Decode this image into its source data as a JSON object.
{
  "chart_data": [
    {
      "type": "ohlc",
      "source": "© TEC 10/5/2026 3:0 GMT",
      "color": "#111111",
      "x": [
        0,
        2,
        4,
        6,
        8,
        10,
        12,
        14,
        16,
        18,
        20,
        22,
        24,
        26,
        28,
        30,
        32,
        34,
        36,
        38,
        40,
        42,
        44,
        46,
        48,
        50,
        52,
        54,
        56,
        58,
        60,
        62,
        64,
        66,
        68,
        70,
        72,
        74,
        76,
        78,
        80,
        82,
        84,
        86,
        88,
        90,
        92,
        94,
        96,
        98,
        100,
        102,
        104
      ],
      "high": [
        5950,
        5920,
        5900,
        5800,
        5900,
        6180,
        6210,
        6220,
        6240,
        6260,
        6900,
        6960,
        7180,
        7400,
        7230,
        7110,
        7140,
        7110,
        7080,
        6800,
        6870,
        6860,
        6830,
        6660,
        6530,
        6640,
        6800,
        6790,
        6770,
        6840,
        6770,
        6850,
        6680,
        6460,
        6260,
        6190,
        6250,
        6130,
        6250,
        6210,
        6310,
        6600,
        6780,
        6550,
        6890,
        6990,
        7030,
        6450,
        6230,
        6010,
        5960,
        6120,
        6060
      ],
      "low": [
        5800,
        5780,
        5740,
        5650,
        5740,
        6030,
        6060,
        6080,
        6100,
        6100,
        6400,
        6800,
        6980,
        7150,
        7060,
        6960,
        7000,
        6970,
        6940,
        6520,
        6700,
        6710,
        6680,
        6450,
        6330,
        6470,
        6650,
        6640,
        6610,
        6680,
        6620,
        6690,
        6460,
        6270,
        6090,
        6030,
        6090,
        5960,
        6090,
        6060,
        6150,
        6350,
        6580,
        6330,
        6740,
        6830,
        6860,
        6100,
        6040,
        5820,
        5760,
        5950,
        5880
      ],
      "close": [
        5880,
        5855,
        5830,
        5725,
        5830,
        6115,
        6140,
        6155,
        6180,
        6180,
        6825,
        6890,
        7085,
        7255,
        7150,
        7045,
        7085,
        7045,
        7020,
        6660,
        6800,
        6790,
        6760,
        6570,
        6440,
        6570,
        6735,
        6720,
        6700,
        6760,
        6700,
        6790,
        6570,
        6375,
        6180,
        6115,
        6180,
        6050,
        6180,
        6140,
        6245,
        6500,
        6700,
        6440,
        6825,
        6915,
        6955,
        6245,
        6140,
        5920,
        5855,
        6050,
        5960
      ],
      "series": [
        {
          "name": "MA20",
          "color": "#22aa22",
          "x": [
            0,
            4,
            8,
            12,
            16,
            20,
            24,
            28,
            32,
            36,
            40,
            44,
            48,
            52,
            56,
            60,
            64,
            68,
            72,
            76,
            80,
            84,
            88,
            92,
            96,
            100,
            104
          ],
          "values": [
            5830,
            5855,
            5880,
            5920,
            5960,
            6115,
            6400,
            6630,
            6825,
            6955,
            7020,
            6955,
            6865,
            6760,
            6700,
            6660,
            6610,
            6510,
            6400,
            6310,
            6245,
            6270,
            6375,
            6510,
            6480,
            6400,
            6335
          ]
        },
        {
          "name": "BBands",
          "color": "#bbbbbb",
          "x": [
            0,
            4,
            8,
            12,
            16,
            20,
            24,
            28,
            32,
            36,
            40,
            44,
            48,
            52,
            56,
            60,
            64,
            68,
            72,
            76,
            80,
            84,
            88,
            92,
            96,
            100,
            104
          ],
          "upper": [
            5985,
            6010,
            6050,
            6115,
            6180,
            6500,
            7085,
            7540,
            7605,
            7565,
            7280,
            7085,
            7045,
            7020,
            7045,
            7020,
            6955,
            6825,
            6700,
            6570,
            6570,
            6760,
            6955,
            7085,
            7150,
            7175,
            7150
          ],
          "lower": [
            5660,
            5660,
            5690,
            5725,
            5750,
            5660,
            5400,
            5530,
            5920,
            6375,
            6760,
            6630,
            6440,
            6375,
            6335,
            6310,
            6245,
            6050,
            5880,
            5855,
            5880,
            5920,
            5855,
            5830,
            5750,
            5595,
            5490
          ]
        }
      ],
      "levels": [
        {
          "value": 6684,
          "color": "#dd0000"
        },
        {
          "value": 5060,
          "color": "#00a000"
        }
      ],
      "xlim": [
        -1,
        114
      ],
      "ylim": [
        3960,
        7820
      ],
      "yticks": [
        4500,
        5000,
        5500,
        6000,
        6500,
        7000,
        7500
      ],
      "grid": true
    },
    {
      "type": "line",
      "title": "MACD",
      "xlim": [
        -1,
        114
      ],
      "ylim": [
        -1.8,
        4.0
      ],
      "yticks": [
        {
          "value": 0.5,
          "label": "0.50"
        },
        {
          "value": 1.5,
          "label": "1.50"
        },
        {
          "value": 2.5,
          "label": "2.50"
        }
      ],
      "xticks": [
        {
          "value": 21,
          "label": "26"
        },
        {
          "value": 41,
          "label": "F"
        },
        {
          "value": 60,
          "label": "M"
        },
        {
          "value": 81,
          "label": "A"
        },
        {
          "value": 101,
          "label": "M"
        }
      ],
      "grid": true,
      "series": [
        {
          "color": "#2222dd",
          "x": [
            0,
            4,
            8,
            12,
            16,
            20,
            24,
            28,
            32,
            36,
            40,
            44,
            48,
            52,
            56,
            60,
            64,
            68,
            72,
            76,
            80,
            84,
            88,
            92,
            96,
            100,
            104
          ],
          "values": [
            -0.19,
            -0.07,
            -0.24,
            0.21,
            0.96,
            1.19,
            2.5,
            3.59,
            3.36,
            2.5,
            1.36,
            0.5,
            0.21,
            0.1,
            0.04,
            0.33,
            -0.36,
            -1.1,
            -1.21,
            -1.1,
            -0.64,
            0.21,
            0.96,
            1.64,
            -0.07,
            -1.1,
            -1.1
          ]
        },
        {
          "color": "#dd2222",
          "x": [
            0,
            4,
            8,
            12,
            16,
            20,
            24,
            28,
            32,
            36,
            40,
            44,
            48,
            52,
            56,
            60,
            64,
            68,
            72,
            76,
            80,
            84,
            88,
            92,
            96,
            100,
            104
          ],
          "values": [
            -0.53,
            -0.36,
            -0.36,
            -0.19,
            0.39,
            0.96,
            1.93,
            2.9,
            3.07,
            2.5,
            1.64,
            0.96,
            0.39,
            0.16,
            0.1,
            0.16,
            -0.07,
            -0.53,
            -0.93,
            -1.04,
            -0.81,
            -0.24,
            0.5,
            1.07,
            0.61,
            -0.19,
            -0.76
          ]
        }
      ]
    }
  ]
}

☆ ☆ ☆ ☆

Please set down the whole listing above without altering a single line.

Decode this image into its source data as a JSON object.
{
  "chart_data": [
    {
      "type": "ohlc",
      "source": "© TEC 10/5/2026 3:0 GMT",
      "color": "#111111",
      "x": [
        0,
        2,
        4,
        6,
        8,
        10,
        12,
        14,
        16,
        18,
        20,
        22,
        24,
        26,
        28,
        30,
        32,
        34,
        36,
        38,
        40,
        42,
        44,
        46,
        48,
        50,
        52,
        54,
        56,
        58,
        60,
        62,
        64,
        66,
        68,
        70,
        72,
        74,
        76,
        78,
        80,
        82,
        84,
        86,
        88,
        90,
        92,
        94,
        96,
        98,
        100,
        102,
        104
      ],
      "high": [
        5950,
        5920,
        5900,
        5800,
        5900,
        6180,
        6210,
        6220,
        6240,
        6260,
        6900,
        6960,
        7180,
        7400,
        7230,
        7110,
        7140,
        7110,
        7080,
        6800,
        6870,
        6860,
        6830,
        6660,
        6530,
        6640,
        6800,
        6790,
        6770,
        6840,
        6770,
        6850,
        6680,
        6460,
        6260,
        6190,
        6250,
        6130,
        6250,
        6210,
        6310,
        6600,
        6780,
        6550,
        6890,
        6990,
        7030,
        6450,
        6230,
        6010,
        5960,
        6120,
        6060
      ],
      "low": [
        5800,
        5780,
        5740,
        5650,
        5740,
        6030,
        6060,
        6080,
        6100,
        6100,
        6400,
        6800,
        6980,
        7150,
        7060,
        6960,
        7000,
        6970,
        6940,
        6520,
        6700,
        6710,
        6680,
        6450,
        6330,
        6470,
        6650,
        6640,
        6610,
        6680,
        6620,
        6690,
        6460,
        6270,
        6090,
        6030,
        6090,
        5960,
        6090,
        6060,
        6150,
        6350,
        6580,
        6330,
        6740,
        6830,
        6860,
        6100,
        6040,
        5820,
        5760,
        5950,
        5880
      ],
      "close": [
        5880,
        5855,
        5830,
        5725,
        5830,
        6115,
        6140,
        6155,
        6180,
        6180,
        6825,
        6890,
        7085,
        7255,
        7150,
        7045,
        7085,
        7045,
        7020,
        6660,
        6800,
        6790,
        6760,
        6570,
        6440,
        6570,
        6735,
        6720,
        6700,
        6760,
        6700,
        6790,
        6570,
        6375,
        6180,
        6115,
        6180,
        6050,
        6180,
        6140,
        6245,
        6500,
        6700,
        6440,
        6825,
        6915,
        6955,
        6245,
        6140,
        5920,
        5855,
        6050,
        5960
      ],
      "series": [
        {
          "name": "MA20",
          "color": "#22aa22",
          "x": [
            0,
            4,
            8,
            12,
            16,
            20,
            24,
            28,
            32,
            36,
            40,
            44,
            48,
            52,
            56,
            60,
            64,
            68,
            72,
            76,
            80,
            84,
            88,
            92,
            96,
            100,
            104
          ],
          "values": [
            5830,
            5855,
            5880,
            5920,
            5960,
            6115,
            6400,
            6630,
            6825,
            6955,
            7020,
            6955,
            6865,
            6760,
            6700,
            6660,
            6610,
            6510,
            6400,
            6310,
            6245,
            6270,
            6375,
            6510,
            6480,
            6400,
            6335
          ]
        },
        {
          "name": "BBands",
          "color": "#bbbbbb",
          "x": [
            0,
            4,
            8,
            12,
            16,
            20,
            24,
            28,
            32,
            36,
            40,
            44,
            48,
            52,
            56,
            60,
            64,
            68,
            72,
            76,
            80,
            84,
            88,
            92,
            96,
            100,
            104
          ],
          "upper": [
            5985,
            6010,
            6050,
            6115,
            6180,
            6500,
            7085,
            7540,
            7605,
            7565,
            7280,
            7085,
            7045,
            7020,
            7045,
            7020,
            6955,
            6825,
            6700,
            6570,
            6570,
            6760,
            6955,
            7085,
            7150,
            7175,
            7150
          ],
          "lower": [
            5660,
            5660,
            5690,
            5725,
            5750,
            5660,
            5400,
            5530,
            5920,
            6375,
            6760,
            6630,
            6440,
            6375,
            6335,
            6310,
            6245,
            6050,
            5880,
            5855,
            5880,
            5920,
            5855,
            5830,
            5750,
            5595,
            5490
          ]
        }
      ],
      "levels": [
        {
          "value": 6684,
          "color": "#dd0000"
        },
        {
          "value": 5060,
          "color": "#00a000"
        }
      ],
      "xlim": [
        -1,
        114
      ],
      "ylim": [
        3960,
        7820
      ],
      "yticks": [
        4500,
        5000,
        5500,
        6000,
        6500,
        7000,
        7500
      ],
      "grid": true
    },
    {
      "type": "line",
      "title": "MACD",
      "xlim": [
        -1,
        114
      ],
      "ylim": [
        -1.8,
        4.0
      ],
      "yticks": [
        {
          "value": 0.5,
          "label": "0.50"
        },
        {
          "value": 1.5,
          "label": "1.50"
        },
        {
          "value": 2.5,
          "label": "2.50"
        }
      ],
      "xticks": [
        {
          "value": 21,
          "label": "26"
        },
        {
          "value": 41,
          "label": "F"
        },
        {
          "value": 60,
          "label": "M"
        },
        {
          "value": 81,
          "label": "A"
        },
        {
          "value": 101,
          "label": "M"
        }
      ],
      "grid": true,
      "series": [
        {
          "color": "#2222dd",
          "x": [
            0,
            4,
            8,
            12,
            16,
            20,
            24,
            28,
            32,
            36,
            40,
            44,
            48,
            52,
            56,
            60,
            64,
            68,
            72,
            76,
            80,
            84,
            88,
            92,
            96,
            100,
            104
          ],
          "values": [
            -0.19,
            -0.07,
            -0.24,
            0.21,
            0.96,
            1.19,
            2.5,
            3.59,
            3.36,
            2.5,
            1.36,
            0.5,
            0.21,
            0.1,
            0.04,
            0.33,
            -0.36,
            -1.1,
            -1.21,
            -1.1,
            -0.64,
            0.21,
            0.96,
            1.64,
            -0.07,
            -1.1,
            -1.1
          ]
        },
        {
          "color": "#dd2222",
          "x": [
            0,
            4,
            8,
            12,
            16,
            20,
            24,
            28,
            32,
            36,
            40,
            44,
            48,
            52,
            56,
            60,
            64,
            68,
            72,
            76,
            80,
            84,
            88,
            92,
            96,
            100,
            104
          ],
          "values": [
            -0.53,
            -0.36,
            -0.36,
            -0.19,
            0.39,
            0.96,
            1.93,
            2.9,
            3.07,
            2.5,
            1.64,
            0.96,
            0.39,
            0.16,
            0.1,
            0.16,
            -0.07,
            -0.53,
            -0.93,
            -1.04,
            -0.81,
            -0.24,
            0.5,
            1.07,
            0.61,
            -0.19,
            -0.76
          ]
        }
      ]
    }
  ]
}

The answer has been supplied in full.